§ TASK STATEMENT
Return all of the data exactly as given.

§ ITEMS
=-=-=-=-=
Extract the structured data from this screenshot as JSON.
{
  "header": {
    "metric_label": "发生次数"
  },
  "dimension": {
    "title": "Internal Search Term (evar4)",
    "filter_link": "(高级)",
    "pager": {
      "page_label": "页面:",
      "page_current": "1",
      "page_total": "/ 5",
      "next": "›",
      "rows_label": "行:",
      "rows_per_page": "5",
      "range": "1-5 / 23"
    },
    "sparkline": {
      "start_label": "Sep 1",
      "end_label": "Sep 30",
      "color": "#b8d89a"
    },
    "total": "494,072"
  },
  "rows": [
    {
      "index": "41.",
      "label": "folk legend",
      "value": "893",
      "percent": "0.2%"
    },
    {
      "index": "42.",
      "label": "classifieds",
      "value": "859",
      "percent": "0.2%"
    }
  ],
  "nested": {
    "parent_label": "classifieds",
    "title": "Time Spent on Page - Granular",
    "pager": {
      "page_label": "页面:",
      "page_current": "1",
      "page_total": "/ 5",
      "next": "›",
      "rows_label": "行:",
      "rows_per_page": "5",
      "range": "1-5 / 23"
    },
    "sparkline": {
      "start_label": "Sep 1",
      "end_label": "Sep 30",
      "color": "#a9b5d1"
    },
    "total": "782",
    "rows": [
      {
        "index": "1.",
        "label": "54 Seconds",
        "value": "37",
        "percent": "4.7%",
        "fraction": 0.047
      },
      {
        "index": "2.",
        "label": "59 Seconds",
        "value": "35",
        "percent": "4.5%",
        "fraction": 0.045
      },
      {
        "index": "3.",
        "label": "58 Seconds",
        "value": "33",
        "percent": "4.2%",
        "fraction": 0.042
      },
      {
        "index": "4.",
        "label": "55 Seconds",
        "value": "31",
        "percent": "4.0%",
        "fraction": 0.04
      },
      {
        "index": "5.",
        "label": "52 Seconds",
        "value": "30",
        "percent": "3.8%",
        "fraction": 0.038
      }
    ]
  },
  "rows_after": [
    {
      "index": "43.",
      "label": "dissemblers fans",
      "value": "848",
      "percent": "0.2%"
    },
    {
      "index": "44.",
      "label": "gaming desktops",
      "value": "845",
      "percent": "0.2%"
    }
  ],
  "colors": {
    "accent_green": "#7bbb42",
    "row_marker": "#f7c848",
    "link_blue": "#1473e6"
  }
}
=-=-=-=-=
§ WRITTEN REPLY
Extract the structured data from this screenshot as JSON.
{
  "header": {
    "metric_label": "发生次数"
  },
  "dimension": {
    "title": "Internal Search Term (evar4)",
    "filter_link": "(高级)",
    "pager": {
      "page_label": "页面:",
      "page_current": "1",
      "page_total": "/ 5",
      "next": "›",
      "rows_label": "行:",
      "rows_per_page": "5",
      "range": "1-5 / 23"
    },
    "sparkline": {
      "start_label": "Sep 1",
      "end_label": "Sep 30",
      "color": "#b8d89a"
    },
    "total": "494,072"
  },
  "rows": [
    {
      "index": "41.",
      "label": "folk legend",
      "value": "893",
      "percent": "0.2%"
    },
    {
      "index": "42.",
      "label": "classifieds",
      "value": "859",
      "percent": "0.2%"
    }
  ],
  "nested": {
    "parent_label": "classifieds",
    "title": "Time Spent on Page - Granular",
    "pager": {
      "page_label": "页面:",
      "page_current": "1",
      "page_total": "/ 5",
      "next": "›",
      "rows_label": "行:",
      "rows_per_page": "5",
      "range": "1-5 / 23"
    },
    "sparkline": {
      "start_label": "Sep 1",
      "end_label": "Sep 30",
      "color": "#a9b5d1"
    },
    "total": "782",
    "rows": [
      {
        "index": "1.",
        "label": "54 Seconds",
        "value": "37",
        "percent": "4.7%",
        "fraction": 0.047
      },
      {
        "index": "2.",
        "label": "59 Seconds",
        "value": "35",
        "percent": "4.5%",
        "fraction": 0.045
      },
      {
        "index": "3.",
        "label": "58 Seconds",
        "value": "33",
        "percent": "4.2%",
        "fraction": 0.042
      },
      {
        "index": "4.",
        "label": "55 Seconds",
        "value": "31",
        "percent": "4.0%",
        "fraction": 0.04
      },
      {
        "index": "5.",
        "label": "52 Seconds",
        "value": "30",
        "percent": "3.8%",
        "fraction": 0.038
      }
    ]
  },
  "rows_after": [
    {
      "index": "43.",
      "label": "dissemblers fans",
      "value": "848",
      "percent": "0.2%"
    },
    {
      "index": "44.",
      "label": "gaming desktops",
      "value": "845",
      "percent": "0.2%"
    }
  ],
  "colors": {
    "accent_green": "#7bbb42",
    "row_marker": "#f7c848",
    "link_blue": "#1473e6"
  }
}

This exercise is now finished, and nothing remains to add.